-------- Supplied data --------

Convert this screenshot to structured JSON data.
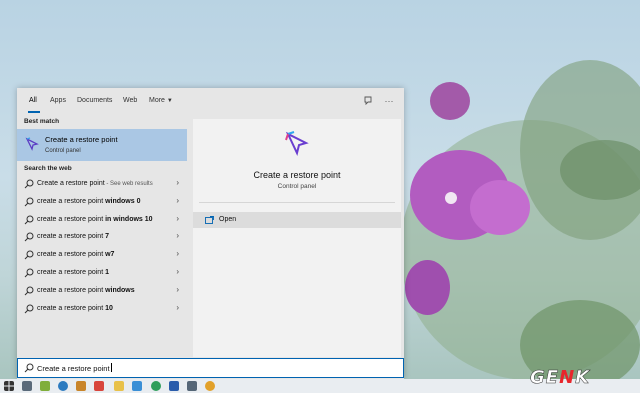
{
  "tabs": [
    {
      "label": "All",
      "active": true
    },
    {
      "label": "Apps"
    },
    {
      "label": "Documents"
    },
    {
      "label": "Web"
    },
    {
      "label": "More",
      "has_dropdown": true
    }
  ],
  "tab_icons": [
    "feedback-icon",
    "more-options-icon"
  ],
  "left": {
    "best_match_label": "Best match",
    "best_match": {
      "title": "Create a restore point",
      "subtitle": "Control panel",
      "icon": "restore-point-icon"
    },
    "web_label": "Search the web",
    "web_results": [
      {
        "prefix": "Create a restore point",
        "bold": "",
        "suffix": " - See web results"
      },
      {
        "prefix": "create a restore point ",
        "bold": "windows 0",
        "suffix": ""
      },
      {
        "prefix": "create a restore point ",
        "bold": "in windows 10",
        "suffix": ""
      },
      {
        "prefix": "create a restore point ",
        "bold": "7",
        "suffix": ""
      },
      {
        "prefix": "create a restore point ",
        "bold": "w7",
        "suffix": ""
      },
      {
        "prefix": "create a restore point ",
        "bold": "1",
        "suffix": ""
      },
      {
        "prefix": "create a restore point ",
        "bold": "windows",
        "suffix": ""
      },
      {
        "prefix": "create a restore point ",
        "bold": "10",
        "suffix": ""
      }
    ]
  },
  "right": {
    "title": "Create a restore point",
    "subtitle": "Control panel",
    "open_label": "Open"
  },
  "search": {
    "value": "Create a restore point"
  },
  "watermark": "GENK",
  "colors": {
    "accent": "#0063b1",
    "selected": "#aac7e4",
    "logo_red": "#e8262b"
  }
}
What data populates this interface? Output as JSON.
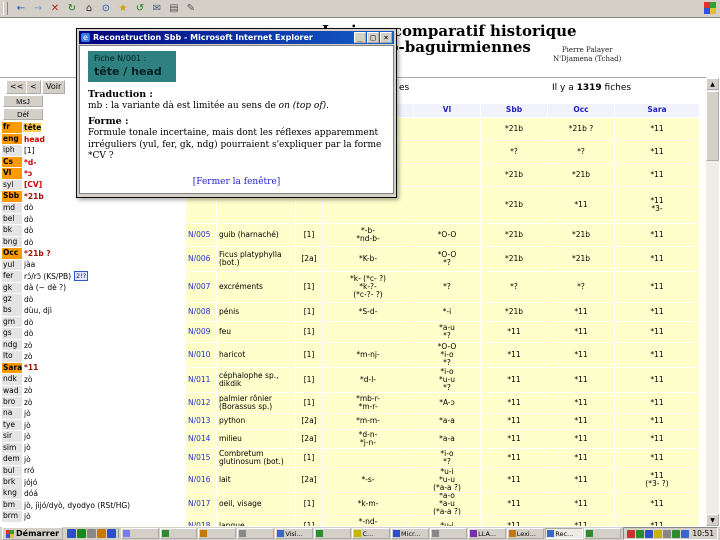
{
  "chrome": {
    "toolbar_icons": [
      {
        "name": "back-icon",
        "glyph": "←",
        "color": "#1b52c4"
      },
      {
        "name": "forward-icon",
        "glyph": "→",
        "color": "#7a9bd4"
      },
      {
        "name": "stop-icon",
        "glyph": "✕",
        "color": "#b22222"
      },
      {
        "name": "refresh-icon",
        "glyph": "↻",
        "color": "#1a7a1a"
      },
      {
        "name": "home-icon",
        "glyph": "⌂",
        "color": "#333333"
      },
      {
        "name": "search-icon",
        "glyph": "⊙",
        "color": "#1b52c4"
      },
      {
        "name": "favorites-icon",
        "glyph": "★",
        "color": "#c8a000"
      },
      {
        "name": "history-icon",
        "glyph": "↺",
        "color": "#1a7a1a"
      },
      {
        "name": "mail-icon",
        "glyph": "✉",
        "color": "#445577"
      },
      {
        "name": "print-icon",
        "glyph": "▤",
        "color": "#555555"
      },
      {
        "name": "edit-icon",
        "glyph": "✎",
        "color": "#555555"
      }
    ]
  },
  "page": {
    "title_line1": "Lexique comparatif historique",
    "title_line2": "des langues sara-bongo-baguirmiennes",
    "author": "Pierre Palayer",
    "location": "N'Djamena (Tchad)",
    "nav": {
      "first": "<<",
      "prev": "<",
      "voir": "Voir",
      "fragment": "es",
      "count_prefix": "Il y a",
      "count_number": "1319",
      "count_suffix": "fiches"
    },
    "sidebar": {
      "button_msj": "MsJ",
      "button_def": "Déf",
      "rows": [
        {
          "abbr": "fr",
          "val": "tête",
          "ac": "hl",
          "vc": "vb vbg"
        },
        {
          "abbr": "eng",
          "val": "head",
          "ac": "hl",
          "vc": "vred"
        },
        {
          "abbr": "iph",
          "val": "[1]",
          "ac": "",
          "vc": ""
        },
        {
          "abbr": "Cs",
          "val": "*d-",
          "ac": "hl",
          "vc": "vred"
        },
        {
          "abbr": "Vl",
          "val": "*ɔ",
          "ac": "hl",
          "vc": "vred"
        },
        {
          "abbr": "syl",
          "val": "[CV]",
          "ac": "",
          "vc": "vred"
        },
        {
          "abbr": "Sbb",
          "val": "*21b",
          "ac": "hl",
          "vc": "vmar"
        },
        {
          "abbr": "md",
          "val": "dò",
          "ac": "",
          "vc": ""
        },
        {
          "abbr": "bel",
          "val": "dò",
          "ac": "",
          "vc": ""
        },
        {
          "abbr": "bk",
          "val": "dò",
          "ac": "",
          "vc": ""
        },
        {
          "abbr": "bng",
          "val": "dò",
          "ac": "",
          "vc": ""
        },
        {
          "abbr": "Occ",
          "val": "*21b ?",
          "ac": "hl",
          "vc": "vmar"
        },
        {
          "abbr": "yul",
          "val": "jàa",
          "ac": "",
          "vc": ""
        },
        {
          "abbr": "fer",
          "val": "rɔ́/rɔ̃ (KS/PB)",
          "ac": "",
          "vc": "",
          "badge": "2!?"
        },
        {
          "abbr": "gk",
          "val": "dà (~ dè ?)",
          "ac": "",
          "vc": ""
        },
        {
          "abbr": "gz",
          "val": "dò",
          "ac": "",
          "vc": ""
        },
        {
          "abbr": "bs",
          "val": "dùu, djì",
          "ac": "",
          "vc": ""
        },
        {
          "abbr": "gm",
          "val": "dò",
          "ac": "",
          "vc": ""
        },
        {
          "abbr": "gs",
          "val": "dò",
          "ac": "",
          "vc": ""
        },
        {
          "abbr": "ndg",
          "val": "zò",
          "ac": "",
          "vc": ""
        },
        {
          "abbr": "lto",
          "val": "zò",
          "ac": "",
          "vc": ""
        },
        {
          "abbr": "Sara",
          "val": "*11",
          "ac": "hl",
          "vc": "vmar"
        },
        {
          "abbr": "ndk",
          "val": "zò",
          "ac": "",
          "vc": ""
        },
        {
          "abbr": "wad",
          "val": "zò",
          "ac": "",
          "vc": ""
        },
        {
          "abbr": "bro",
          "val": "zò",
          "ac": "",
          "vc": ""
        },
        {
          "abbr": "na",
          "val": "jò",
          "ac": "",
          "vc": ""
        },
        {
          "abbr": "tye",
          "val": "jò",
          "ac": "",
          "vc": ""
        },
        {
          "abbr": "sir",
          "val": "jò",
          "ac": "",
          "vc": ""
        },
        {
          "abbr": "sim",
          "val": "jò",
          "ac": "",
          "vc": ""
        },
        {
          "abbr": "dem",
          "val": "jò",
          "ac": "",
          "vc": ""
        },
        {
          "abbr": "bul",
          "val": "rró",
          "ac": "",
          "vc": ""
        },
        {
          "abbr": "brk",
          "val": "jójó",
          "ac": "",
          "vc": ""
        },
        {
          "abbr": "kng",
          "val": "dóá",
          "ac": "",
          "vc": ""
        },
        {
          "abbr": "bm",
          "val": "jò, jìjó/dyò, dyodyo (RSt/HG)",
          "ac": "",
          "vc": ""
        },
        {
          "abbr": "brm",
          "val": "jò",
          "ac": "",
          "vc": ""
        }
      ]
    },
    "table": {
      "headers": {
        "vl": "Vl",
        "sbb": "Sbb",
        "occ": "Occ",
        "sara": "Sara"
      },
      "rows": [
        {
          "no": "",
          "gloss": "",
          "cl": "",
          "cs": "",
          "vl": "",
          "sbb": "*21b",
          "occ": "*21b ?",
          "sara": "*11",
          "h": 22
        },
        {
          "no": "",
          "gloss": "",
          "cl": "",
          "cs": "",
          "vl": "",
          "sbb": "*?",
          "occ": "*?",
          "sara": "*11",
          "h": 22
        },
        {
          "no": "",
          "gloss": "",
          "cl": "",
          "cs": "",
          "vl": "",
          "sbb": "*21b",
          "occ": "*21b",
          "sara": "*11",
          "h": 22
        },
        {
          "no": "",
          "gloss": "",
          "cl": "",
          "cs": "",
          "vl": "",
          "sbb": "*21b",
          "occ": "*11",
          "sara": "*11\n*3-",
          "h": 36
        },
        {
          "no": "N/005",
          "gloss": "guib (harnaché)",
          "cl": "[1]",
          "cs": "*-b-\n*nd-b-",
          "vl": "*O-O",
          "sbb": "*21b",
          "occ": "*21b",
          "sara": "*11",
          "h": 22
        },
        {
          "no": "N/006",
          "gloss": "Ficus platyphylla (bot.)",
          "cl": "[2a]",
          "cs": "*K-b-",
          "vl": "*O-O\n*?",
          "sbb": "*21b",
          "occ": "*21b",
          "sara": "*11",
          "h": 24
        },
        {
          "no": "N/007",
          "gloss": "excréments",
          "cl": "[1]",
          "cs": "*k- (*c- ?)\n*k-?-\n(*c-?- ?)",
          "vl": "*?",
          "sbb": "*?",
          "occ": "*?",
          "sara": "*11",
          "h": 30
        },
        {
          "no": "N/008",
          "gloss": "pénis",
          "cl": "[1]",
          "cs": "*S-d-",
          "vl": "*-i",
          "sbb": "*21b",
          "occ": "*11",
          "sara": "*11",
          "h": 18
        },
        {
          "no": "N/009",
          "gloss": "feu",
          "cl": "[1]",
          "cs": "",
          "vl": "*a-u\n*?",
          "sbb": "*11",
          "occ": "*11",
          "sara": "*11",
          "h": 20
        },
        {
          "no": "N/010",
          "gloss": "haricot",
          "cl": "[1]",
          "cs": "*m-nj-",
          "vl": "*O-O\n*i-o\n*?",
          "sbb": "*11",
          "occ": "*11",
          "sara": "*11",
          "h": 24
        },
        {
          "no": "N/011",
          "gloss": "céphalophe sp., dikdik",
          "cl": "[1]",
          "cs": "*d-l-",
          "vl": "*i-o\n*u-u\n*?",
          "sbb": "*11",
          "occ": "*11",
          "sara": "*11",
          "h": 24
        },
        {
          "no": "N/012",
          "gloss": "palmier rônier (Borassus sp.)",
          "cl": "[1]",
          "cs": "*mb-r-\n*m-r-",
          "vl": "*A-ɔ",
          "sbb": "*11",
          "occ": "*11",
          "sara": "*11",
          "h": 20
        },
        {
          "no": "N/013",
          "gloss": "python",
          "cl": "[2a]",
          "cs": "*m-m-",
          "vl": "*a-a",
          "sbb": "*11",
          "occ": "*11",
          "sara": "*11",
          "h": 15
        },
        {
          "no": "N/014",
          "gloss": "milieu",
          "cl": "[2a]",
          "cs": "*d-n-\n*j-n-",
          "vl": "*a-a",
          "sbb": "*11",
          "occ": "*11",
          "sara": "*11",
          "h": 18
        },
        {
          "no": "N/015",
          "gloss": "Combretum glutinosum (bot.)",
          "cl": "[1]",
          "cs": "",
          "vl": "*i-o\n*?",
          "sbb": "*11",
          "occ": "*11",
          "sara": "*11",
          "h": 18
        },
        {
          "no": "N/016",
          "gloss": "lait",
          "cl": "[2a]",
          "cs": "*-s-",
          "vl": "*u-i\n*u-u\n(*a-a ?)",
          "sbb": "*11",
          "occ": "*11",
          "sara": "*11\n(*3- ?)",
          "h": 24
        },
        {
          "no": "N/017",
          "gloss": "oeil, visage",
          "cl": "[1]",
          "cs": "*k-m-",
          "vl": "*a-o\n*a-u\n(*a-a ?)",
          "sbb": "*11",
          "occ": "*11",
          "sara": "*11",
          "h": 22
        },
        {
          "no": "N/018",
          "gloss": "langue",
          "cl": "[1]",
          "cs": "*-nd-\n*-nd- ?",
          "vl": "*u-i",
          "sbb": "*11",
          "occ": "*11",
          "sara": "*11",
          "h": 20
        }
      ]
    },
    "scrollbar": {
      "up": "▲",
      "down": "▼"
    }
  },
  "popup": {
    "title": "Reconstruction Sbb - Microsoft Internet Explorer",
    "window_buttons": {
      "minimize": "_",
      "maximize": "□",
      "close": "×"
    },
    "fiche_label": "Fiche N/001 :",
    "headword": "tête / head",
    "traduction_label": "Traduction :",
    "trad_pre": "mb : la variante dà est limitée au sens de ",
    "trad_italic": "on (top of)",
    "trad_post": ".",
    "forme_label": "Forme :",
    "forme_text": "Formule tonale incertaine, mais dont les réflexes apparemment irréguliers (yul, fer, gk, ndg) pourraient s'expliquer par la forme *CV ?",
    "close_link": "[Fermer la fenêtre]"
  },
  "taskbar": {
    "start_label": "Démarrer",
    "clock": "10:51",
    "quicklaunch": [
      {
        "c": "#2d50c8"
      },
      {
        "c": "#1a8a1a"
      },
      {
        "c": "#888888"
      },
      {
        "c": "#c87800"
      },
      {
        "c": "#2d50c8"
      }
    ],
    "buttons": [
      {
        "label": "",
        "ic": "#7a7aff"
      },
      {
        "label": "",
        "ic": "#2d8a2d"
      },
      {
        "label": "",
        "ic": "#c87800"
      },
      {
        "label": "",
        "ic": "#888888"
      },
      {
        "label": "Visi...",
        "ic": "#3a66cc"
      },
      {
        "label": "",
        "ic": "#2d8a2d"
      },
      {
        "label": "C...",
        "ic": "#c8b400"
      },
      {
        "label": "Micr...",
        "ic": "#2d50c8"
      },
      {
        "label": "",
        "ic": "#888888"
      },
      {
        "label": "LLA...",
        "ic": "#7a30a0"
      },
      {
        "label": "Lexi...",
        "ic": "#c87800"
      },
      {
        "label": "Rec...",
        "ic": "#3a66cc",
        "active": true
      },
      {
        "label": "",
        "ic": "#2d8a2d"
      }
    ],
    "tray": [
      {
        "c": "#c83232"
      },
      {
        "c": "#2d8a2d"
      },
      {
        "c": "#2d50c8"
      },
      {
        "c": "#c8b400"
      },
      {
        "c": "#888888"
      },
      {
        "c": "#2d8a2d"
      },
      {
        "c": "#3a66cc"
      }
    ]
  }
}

--------

* [Direction] Find the word "JSON" in the data and show each line that holds it.

* [Task result]
Convert this screenshot to structured JSON data.
What data populates this interface? Output as JSON.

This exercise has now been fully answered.